** start Rows **
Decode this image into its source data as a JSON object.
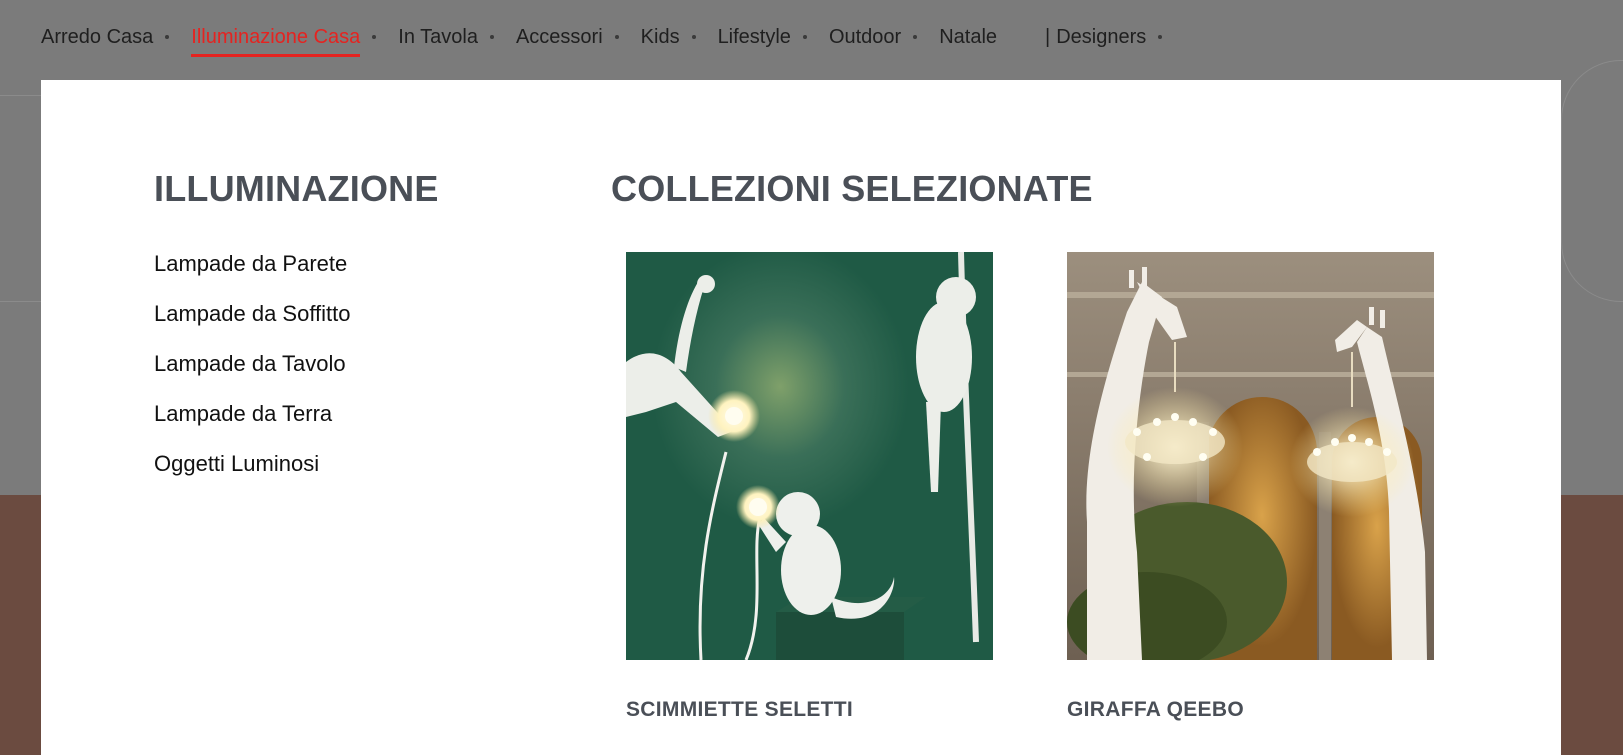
{
  "nav": {
    "items": [
      {
        "label": "Arredo Casa",
        "dot": true,
        "active": false
      },
      {
        "label": "Illuminazione Casa",
        "dot": true,
        "active": true
      },
      {
        "label": "In Tavola",
        "dot": true,
        "active": false
      },
      {
        "label": "Accessori",
        "dot": true,
        "active": false
      },
      {
        "label": "Kids",
        "dot": true,
        "active": false
      },
      {
        "label": "Lifestyle",
        "dot": true,
        "active": false
      },
      {
        "label": "Outdoor",
        "dot": true,
        "active": false
      },
      {
        "label": "Natale",
        "dot": false,
        "active": false
      }
    ],
    "separator": "|",
    "designers_label": "Designers"
  },
  "menu": {
    "left_title": "ILLUMINAZIONE",
    "links": [
      "Lampade da Parete",
      "Lampade da Soffitto",
      "Lampade da Tavolo",
      "Lampade da Terra",
      "Oggetti Luminosi"
    ],
    "right_title": "COLLEZIONI SELEZIONATE",
    "collections": [
      {
        "caption": "SCIMMIETTE SELETTI",
        "image": "white-monkey-lamps-photo"
      },
      {
        "caption": "GIRAFFA QEEBO",
        "image": "giraffe-chandelier-photo"
      }
    ]
  },
  "colors": {
    "accent": "#e52320",
    "heading": "#4a4f57",
    "overlay": "#7b7b7b"
  }
}
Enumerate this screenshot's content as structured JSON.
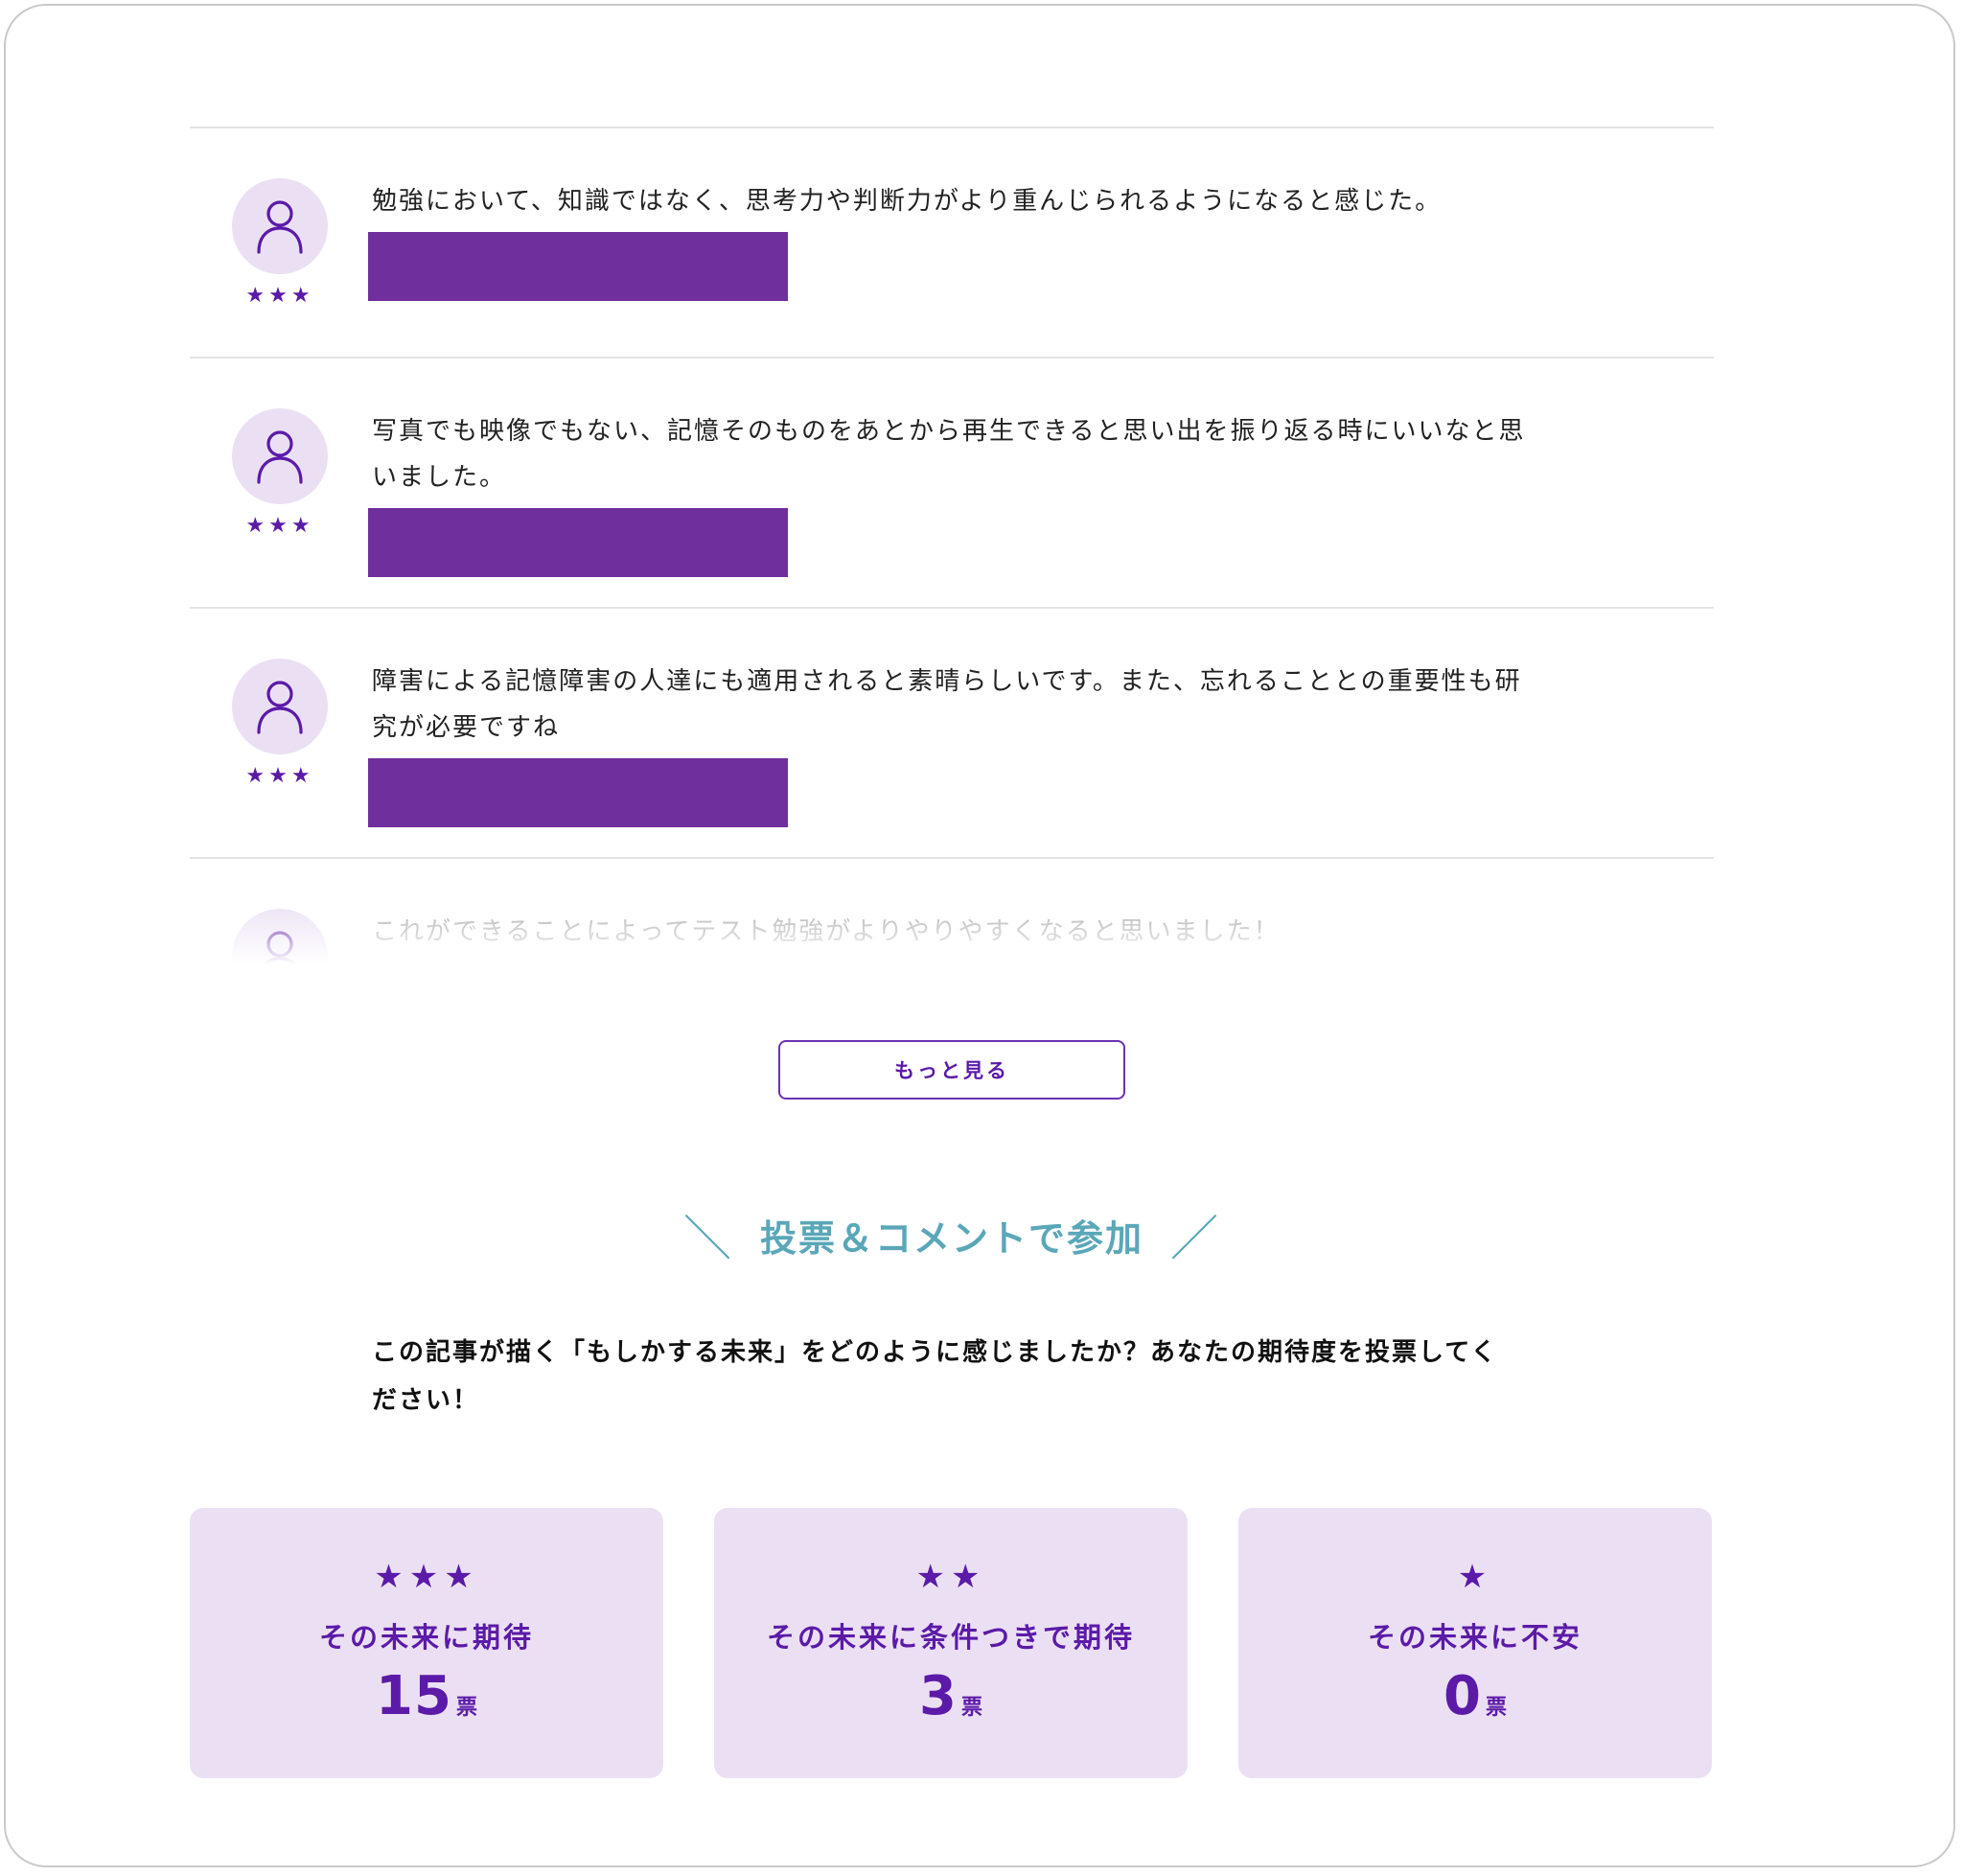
{
  "comments": [
    {
      "text": "勉強において、知識ではなく、思考力や判断力がより重んじられるようになると感じた。",
      "stars": "★★★"
    },
    {
      "text": "写真でも映像でもない、記憶そのものをあとから再生できると思い出を振り返る時にいいなと思いました。",
      "stars": "★★★"
    },
    {
      "text": "障害による記憶障害の人達にも適用されると素晴らしいです。また、忘れることとの重要性も研究が必要ですね",
      "stars": "★★★"
    },
    {
      "text": "これができることによってテスト勉強がよりやりやすくなると思いました！",
      "stars": "★★★"
    }
  ],
  "more_button": {
    "label": "もっと見る"
  },
  "section": {
    "title": "投票＆コメントで参加",
    "slash_left": "＼",
    "slash_right": "／",
    "prompt": "この記事が描く「もしかする未来」をどのように感じましたか？あなたの期待度を投票してください！"
  },
  "votes": [
    {
      "stars": "★★★",
      "label": "その未来に期待",
      "count": "15",
      "unit": "票"
    },
    {
      "stars": "★★",
      "label": "その未来に条件つきで期待",
      "count": "3",
      "unit": "票"
    },
    {
      "stars": "★",
      "label": "その未来に不安",
      "count": "0",
      "unit": "票"
    }
  ],
  "colors": {
    "accent": "#5b1aa8",
    "reply_bar": "#6f2f9c",
    "avatar_bg": "#ebe0f3",
    "card_bg": "#ebe0f3",
    "heading": "#5aa7b8",
    "divider": "#e3e3e3"
  },
  "icons": {
    "avatar": "user-icon",
    "rating": "star-icon"
  }
}
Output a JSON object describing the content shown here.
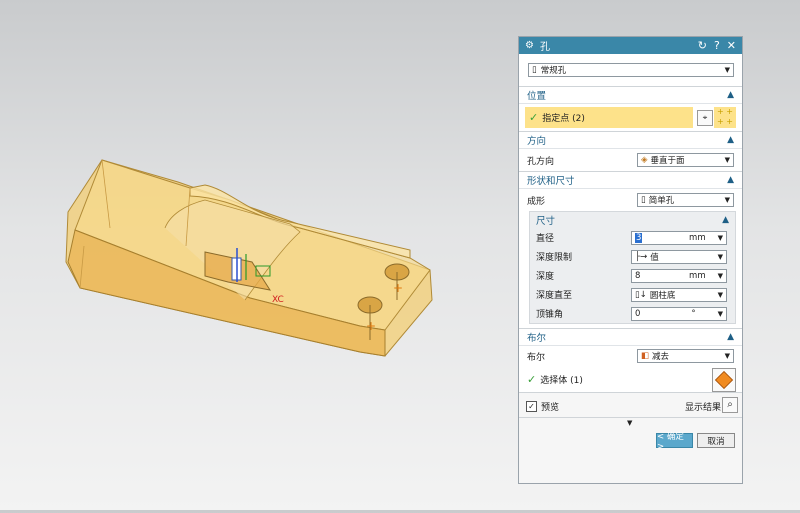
{
  "viewport": {
    "axis_label": "XC",
    "colors": {
      "body": "#f0c466",
      "edge": "#b08a36"
    }
  },
  "dialog": {
    "title": "孔",
    "type_select": "常规孔",
    "position": {
      "header": "位置",
      "specify_point": "指定点 (2)"
    },
    "direction": {
      "header": "方向",
      "label": "孔方向",
      "value": "垂直于面"
    },
    "shape": {
      "header": "形状和尺寸",
      "form_label": "成形",
      "form_value": "简单孔",
      "dimensions": {
        "header": "尺寸",
        "rows": [
          {
            "label": "直径",
            "value": "3",
            "unit": "mm"
          },
          {
            "label": "深度限制",
            "value": "值",
            "unit": ""
          },
          {
            "label": "深度",
            "value": "8",
            "unit": "mm"
          },
          {
            "label": "深度直至",
            "value": "圆柱底",
            "unit": ""
          },
          {
            "label": "顶锥角",
            "value": "0",
            "unit": "°"
          }
        ]
      }
    },
    "boolean": {
      "header": "布尔",
      "label": "布尔",
      "value": "减去",
      "select_body": "选择体 (1)"
    },
    "preview_label": "预览",
    "show_result_label": "显示结果",
    "ok_label": "< 确定 >",
    "cancel_label": "取消",
    "colors": {
      "title": "#3a87a8",
      "highlight": "#fde28a",
      "accent": "#1e5f86",
      "check": "#3aa03a",
      "ok_bg": "#5ba8cc"
    }
  }
}
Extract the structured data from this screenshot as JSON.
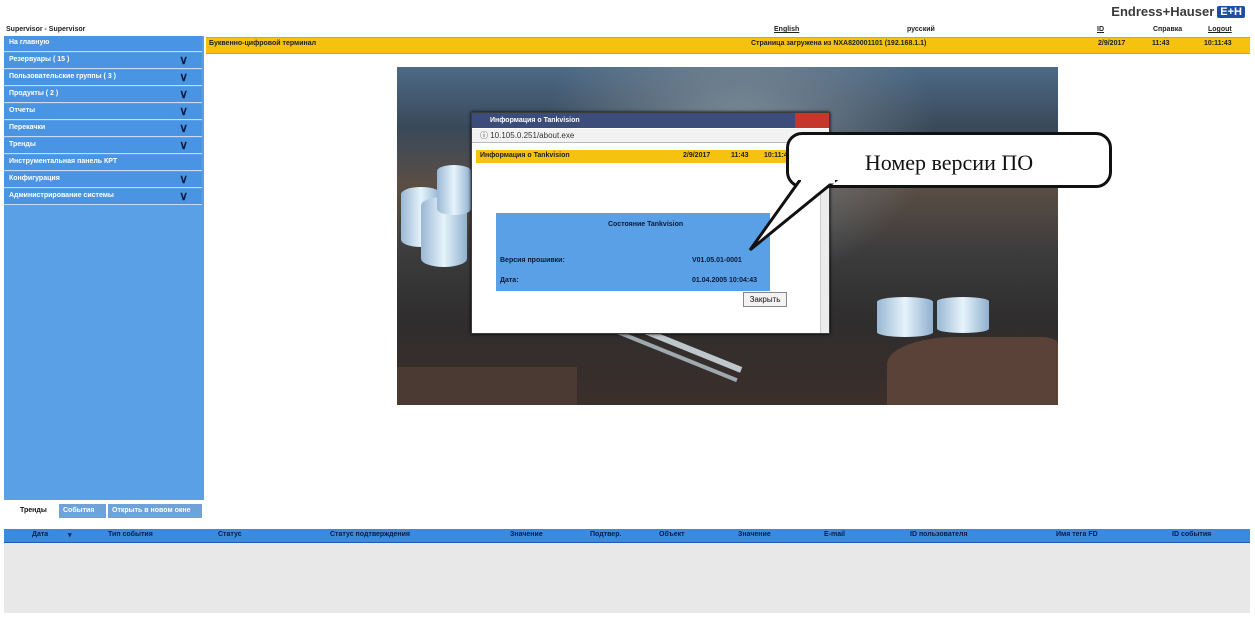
{
  "header": {
    "user": "Supervisor - Supervisor",
    "language_link": "English",
    "language_current": "русский",
    "link_id": "ID",
    "help": "Справка",
    "logout": "Logout",
    "brand": "Endress+Hauser",
    "brand_badge": "E+H"
  },
  "sidebar": {
    "items": [
      {
        "label": "На главную",
        "chevron": false
      },
      {
        "label": "Резервуары ( 15 )",
        "chevron": true
      },
      {
        "label": "Пользовательские группы ( 3 )",
        "chevron": true
      },
      {
        "label": "Продукты ( 2 )",
        "chevron": true
      },
      {
        "label": "Отчеты",
        "chevron": true
      },
      {
        "label": "Перекачки",
        "chevron": true
      },
      {
        "label": "Тренды",
        "chevron": true
      },
      {
        "label": "Инструментальная панель КРТ",
        "chevron": false
      },
      {
        "label": "Конфигурация",
        "chevron": true
      },
      {
        "label": "Администрирование системы",
        "chevron": true
      }
    ]
  },
  "titlebar": {
    "title": "Буквенно-цифровой терминал",
    "status": "Страница загружена из NXA820001101 (192.168.1.1)",
    "date": "2/9/2017",
    "time1": "11:43",
    "time2": "10:11:43"
  },
  "dialog": {
    "window_title": "Информация о Tankvision",
    "address": "10.105.0.251/about.exe",
    "header_title": "Информация о Tankvision",
    "header_date": "2/9/2017",
    "header_time1": "11:43",
    "header_time2": "10:11:43",
    "panel_title": "Состояние Tankvision",
    "version_label": "Версия прошивки:",
    "version_value": "V01.05.01-0001",
    "date_label": "Дата:",
    "date_value": "01.04.2005 10:04:43",
    "close_button": "Закрыть"
  },
  "callout": {
    "text": "Номер версии ПО"
  },
  "bottom_tabs": [
    {
      "label": "Тренды"
    },
    {
      "label": "События"
    },
    {
      "label": "Открыть в новом окне"
    }
  ],
  "grid": {
    "columns": [
      "Дата",
      "Тип события",
      "Статус",
      "Статус подтверждения",
      "Значение",
      "Подтвер.",
      "Объект",
      "Значение",
      "E-mail",
      "ID пользователя",
      "Имя тега FD",
      "ID события"
    ]
  },
  "colors": {
    "accent_yellow": "#f4c20f",
    "sidebar_blue": "#4a94e4",
    "grid_header_blue": "#3b8ae0",
    "brand_blue": "#1c4fa3"
  }
}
** end Rows **
### Set problem
Collect the lines of the data that carry the word "this".

### Exercise result
Decode this image into its source data as a JSON object.
Enumerate this screenshot's content as structured JSON.
Extract the structured data from this screenshot as JSON.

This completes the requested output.